EXERCISE DETAILS » Find the line that contains "Transcribe the text in this document." in the entries below. Output it and each later line exactly, and nothing else.

SUPPLIED INFORMATION »
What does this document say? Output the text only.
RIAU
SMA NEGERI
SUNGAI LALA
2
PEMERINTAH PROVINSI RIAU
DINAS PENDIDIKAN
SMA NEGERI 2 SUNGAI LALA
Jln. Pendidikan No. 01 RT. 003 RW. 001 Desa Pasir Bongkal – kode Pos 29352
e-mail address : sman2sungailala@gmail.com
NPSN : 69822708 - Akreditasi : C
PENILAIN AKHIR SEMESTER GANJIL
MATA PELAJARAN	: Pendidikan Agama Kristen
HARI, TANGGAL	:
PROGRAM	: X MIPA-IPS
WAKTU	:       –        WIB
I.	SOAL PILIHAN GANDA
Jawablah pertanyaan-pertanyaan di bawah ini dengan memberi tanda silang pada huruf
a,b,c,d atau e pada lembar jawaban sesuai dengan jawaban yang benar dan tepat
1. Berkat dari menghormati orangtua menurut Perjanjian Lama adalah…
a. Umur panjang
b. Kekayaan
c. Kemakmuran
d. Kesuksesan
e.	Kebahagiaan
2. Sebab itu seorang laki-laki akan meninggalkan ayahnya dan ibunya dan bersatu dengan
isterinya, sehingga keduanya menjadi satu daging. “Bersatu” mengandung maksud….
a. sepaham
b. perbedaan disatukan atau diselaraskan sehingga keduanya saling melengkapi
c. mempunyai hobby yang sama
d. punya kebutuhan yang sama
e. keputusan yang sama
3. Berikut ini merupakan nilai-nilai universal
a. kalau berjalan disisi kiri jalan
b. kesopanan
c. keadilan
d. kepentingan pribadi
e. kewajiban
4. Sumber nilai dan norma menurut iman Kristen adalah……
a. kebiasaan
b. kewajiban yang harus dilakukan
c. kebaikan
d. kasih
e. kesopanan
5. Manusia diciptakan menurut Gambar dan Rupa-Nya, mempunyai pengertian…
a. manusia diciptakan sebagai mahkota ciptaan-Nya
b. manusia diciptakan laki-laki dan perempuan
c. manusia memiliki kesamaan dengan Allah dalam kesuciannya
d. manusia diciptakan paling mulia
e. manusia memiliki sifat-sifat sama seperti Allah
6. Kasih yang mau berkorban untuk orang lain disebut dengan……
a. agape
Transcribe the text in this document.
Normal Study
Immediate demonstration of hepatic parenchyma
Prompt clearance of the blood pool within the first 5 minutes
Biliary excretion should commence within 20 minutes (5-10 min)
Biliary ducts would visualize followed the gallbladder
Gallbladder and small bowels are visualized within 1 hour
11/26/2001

ANSWER TO THE PROBLEM »
Transcribe the text in this document.
Normal Study
Immediate demonstration of hepatic parenchyma
Prompt clearance of the blood pool within the first 5 minutes
Biliary excretion should commence within 20 minutes (5-10 min)
Biliary ducts would visualize followed the gallbladder
Gallbladder and small bowels are visualized within 1 hour
11/26/2001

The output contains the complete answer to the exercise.